## STATED TASK
Return all the data, word for word.

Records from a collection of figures
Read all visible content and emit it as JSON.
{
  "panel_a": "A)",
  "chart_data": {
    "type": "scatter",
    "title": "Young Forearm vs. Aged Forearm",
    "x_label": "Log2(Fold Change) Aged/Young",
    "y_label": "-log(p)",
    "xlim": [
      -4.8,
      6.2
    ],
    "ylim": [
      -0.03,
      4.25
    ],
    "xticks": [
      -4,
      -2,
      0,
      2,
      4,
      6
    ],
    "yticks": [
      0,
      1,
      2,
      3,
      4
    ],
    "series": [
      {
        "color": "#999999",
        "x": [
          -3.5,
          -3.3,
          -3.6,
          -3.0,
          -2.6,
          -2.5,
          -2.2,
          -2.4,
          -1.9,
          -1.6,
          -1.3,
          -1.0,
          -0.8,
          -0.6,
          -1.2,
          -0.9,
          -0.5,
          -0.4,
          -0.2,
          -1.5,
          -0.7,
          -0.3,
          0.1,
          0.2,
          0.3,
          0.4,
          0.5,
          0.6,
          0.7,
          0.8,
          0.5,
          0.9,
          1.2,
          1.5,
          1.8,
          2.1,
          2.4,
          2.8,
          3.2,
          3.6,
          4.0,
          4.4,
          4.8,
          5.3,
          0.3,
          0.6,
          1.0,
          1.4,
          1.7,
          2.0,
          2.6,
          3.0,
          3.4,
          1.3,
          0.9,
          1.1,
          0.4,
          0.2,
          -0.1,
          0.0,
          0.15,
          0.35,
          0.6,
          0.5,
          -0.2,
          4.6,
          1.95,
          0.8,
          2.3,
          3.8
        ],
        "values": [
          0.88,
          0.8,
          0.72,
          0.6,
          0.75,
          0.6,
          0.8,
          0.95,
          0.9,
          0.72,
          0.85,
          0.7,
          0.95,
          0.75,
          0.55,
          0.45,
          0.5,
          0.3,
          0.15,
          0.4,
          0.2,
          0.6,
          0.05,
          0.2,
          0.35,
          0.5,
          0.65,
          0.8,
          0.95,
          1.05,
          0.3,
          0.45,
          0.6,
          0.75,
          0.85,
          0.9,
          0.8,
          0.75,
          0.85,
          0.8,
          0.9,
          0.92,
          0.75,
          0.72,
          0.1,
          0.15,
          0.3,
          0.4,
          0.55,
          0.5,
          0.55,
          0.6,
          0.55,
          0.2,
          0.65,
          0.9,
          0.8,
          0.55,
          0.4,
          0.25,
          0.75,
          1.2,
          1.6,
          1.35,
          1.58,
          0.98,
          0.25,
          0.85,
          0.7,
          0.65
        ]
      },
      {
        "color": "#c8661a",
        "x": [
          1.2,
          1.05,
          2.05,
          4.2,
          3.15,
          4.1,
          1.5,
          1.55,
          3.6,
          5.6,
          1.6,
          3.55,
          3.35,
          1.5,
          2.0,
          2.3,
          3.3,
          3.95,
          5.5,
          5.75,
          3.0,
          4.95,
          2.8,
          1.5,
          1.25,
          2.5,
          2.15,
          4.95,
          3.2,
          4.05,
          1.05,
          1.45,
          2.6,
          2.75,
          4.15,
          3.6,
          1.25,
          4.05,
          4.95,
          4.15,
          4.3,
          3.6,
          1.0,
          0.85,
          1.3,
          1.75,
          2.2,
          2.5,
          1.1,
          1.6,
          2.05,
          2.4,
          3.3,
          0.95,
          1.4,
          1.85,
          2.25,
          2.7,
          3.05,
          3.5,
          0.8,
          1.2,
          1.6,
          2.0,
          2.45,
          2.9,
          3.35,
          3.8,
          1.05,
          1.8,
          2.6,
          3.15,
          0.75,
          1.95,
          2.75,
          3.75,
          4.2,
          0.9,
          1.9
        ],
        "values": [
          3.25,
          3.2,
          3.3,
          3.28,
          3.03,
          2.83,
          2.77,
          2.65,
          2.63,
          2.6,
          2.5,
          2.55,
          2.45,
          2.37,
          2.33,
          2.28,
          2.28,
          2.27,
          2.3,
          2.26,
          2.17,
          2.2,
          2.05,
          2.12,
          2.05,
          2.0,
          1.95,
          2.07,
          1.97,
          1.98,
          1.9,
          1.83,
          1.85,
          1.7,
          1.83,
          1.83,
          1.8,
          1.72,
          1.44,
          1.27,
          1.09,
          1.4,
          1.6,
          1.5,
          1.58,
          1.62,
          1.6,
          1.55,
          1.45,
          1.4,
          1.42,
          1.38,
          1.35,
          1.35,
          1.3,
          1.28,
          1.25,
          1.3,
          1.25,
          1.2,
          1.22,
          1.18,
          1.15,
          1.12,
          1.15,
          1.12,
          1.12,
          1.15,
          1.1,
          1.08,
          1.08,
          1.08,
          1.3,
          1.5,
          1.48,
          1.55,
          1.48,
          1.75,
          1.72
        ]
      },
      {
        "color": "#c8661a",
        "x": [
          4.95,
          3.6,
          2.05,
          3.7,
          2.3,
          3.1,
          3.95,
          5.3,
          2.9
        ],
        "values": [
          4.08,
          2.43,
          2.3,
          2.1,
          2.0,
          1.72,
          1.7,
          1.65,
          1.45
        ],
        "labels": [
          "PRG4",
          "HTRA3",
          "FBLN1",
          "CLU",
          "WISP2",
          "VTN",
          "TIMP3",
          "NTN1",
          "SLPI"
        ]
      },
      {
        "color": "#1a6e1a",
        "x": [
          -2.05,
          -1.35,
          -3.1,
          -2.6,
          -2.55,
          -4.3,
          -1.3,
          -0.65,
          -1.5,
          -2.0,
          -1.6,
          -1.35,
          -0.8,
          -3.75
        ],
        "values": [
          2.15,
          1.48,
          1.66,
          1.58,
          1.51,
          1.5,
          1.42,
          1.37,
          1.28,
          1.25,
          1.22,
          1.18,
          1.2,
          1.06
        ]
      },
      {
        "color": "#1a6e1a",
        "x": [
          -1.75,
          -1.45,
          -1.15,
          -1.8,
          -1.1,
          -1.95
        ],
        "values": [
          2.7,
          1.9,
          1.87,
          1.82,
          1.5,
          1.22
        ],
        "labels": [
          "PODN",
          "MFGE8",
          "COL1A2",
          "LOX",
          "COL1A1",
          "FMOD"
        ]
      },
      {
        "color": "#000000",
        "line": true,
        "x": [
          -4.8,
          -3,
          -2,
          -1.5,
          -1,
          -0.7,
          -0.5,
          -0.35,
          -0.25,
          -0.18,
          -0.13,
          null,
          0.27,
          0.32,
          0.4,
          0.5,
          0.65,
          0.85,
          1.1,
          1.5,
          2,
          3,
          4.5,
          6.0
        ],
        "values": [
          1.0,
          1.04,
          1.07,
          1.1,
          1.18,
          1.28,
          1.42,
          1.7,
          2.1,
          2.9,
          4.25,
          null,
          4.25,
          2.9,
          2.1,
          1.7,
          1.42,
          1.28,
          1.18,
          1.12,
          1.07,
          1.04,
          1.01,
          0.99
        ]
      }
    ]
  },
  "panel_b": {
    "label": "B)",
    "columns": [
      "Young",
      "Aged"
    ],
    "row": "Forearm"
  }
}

## COMPLETE OUTPUT
Read all visible content and emit it as JSON.
{
  "panel_a": "A)",
  "chart_data": {
    "type": "scatter",
    "title": "Young Forearm vs. Aged Forearm",
    "x_label": "Log2(Fold Change) Aged/Young",
    "y_label": "-log(p)",
    "xlim": [
      -4.8,
      6.2
    ],
    "ylim": [
      -0.03,
      4.25
    ],
    "xticks": [
      -4,
      -2,
      0,
      2,
      4,
      6
    ],
    "yticks": [
      0,
      1,
      2,
      3,
      4
    ],
    "series": [
      {
        "color": "#999999",
        "x": [
          -3.5,
          -3.3,
          -3.6,
          -3.0,
          -2.6,
          -2.5,
          -2.2,
          -2.4,
          -1.9,
          -1.6,
          -1.3,
          -1.0,
          -0.8,
          -0.6,
          -1.2,
          -0.9,
          -0.5,
          -0.4,
          -0.2,
          -1.5,
          -0.7,
          -0.3,
          0.1,
          0.2,
          0.3,
          0.4,
          0.5,
          0.6,
          0.7,
          0.8,
          0.5,
          0.9,
          1.2,
          1.5,
          1.8,
          2.1,
          2.4,
          2.8,
          3.2,
          3.6,
          4.0,
          4.4,
          4.8,
          5.3,
          0.3,
          0.6,
          1.0,
          1.4,
          1.7,
          2.0,
          2.6,
          3.0,
          3.4,
          1.3,
          0.9,
          1.1,
          0.4,
          0.2,
          -0.1,
          0.0,
          0.15,
          0.35,
          0.6,
          0.5,
          -0.2,
          4.6,
          1.95,
          0.8,
          2.3,
          3.8
        ],
        "values": [
          0.88,
          0.8,
          0.72,
          0.6,
          0.75,
          0.6,
          0.8,
          0.95,
          0.9,
          0.72,
          0.85,
          0.7,
          0.95,
          0.75,
          0.55,
          0.45,
          0.5,
          0.3,
          0.15,
          0.4,
          0.2,
          0.6,
          0.05,
          0.2,
          0.35,
          0.5,
          0.65,
          0.8,
          0.95,
          1.05,
          0.3,
          0.45,
          0.6,
          0.75,
          0.85,
          0.9,
          0.8,
          0.75,
          0.85,
          0.8,
          0.9,
          0.92,
          0.75,
          0.72,
          0.1,
          0.15,
          0.3,
          0.4,
          0.55,
          0.5,
          0.55,
          0.6,
          0.55,
          0.2,
          0.65,
          0.9,
          0.8,
          0.55,
          0.4,
          0.25,
          0.75,
          1.2,
          1.6,
          1.35,
          1.58,
          0.98,
          0.25,
          0.85,
          0.7,
          0.65
        ]
      },
      {
        "color": "#c8661a",
        "x": [
          1.2,
          1.05,
          2.05,
          4.2,
          3.15,
          4.1,
          1.5,
          1.55,
          3.6,
          5.6,
          1.6,
          3.55,
          3.35,
          1.5,
          2.0,
          2.3,
          3.3,
          3.95,
          5.5,
          5.75,
          3.0,
          4.95,
          2.8,
          1.5,
          1.25,
          2.5,
          2.15,
          4.95,
          3.2,
          4.05,
          1.05,
          1.45,
          2.6,
          2.75,
          4.15,
          3.6,
          1.25,
          4.05,
          4.95,
          4.15,
          4.3,
          3.6,
          1.0,
          0.85,
          1.3,
          1.75,
          2.2,
          2.5,
          1.1,
          1.6,
          2.05,
          2.4,
          3.3,
          0.95,
          1.4,
          1.85,
          2.25,
          2.7,
          3.05,
          3.5,
          0.8,
          1.2,
          1.6,
          2.0,
          2.45,
          2.9,
          3.35,
          3.8,
          1.05,
          1.8,
          2.6,
          3.15,
          0.75,
          1.95,
          2.75,
          3.75,
          4.2,
          0.9,
          1.9
        ],
        "values": [
          3.25,
          3.2,
          3.3,
          3.28,
          3.03,
          2.83,
          2.77,
          2.65,
          2.63,
          2.6,
          2.5,
          2.55,
          2.45,
          2.37,
          2.33,
          2.28,
          2.28,
          2.27,
          2.3,
          2.26,
          2.17,
          2.2,
          2.05,
          2.12,
          2.05,
          2.0,
          1.95,
          2.07,
          1.97,
          1.98,
          1.9,
          1.83,
          1.85,
          1.7,
          1.83,
          1.83,
          1.8,
          1.72,
          1.44,
          1.27,
          1.09,
          1.4,
          1.6,
          1.5,
          1.58,
          1.62,
          1.6,
          1.55,
          1.45,
          1.4,
          1.42,
          1.38,
          1.35,
          1.35,
          1.3,
          1.28,
          1.25,
          1.3,
          1.25,
          1.2,
          1.22,
          1.18,
          1.15,
          1.12,
          1.15,
          1.12,
          1.12,
          1.15,
          1.1,
          1.08,
          1.08,
          1.08,
          1.3,
          1.5,
          1.48,
          1.55,
          1.48,
          1.75,
          1.72
        ]
      },
      {
        "color": "#c8661a",
        "x": [
          4.95,
          3.6,
          2.05,
          3.7,
          2.3,
          3.1,
          3.95,
          5.3,
          2.9
        ],
        "values": [
          4.08,
          2.43,
          2.3,
          2.1,
          2.0,
          1.72,
          1.7,
          1.65,
          1.45
        ],
        "labels": [
          "PRG4",
          "HTRA3",
          "FBLN1",
          "CLU",
          "WISP2",
          "VTN",
          "TIMP3",
          "NTN1",
          "SLPI"
        ]
      },
      {
        "color": "#1a6e1a",
        "x": [
          -2.05,
          -1.35,
          -3.1,
          -2.6,
          -2.55,
          -4.3,
          -1.3,
          -0.65,
          -1.5,
          -2.0,
          -1.6,
          -1.35,
          -0.8,
          -3.75
        ],
        "values": [
          2.15,
          1.48,
          1.66,
          1.58,
          1.51,
          1.5,
          1.42,
          1.37,
          1.28,
          1.25,
          1.22,
          1.18,
          1.2,
          1.06
        ]
      },
      {
        "color": "#1a6e1a",
        "x": [
          -1.75,
          -1.45,
          -1.15,
          -1.8,
          -1.1,
          -1.95
        ],
        "values": [
          2.7,
          1.9,
          1.87,
          1.82,
          1.5,
          1.22
        ],
        "labels": [
          "PODN",
          "MFGE8",
          "COL1A2",
          "LOX",
          "COL1A1",
          "FMOD"
        ]
      },
      {
        "color": "#000000",
        "line": true,
        "x": [
          -4.8,
          -3,
          -2,
          -1.5,
          -1,
          -0.7,
          -0.5,
          -0.35,
          -0.25,
          -0.18,
          -0.13,
          null,
          0.27,
          0.32,
          0.4,
          0.5,
          0.65,
          0.85,
          1.1,
          1.5,
          2,
          3,
          4.5,
          6.0
        ],
        "values": [
          1.0,
          1.04,
          1.07,
          1.1,
          1.18,
          1.28,
          1.42,
          1.7,
          2.1,
          2.9,
          4.25,
          null,
          4.25,
          2.9,
          2.1,
          1.7,
          1.42,
          1.28,
          1.18,
          1.12,
          1.07,
          1.04,
          1.01,
          0.99
        ]
      }
    ]
  },
  "panel_b": {
    "label": "B)",
    "columns": [
      "Young",
      "Aged"
    ],
    "row": "Forearm"
  }
}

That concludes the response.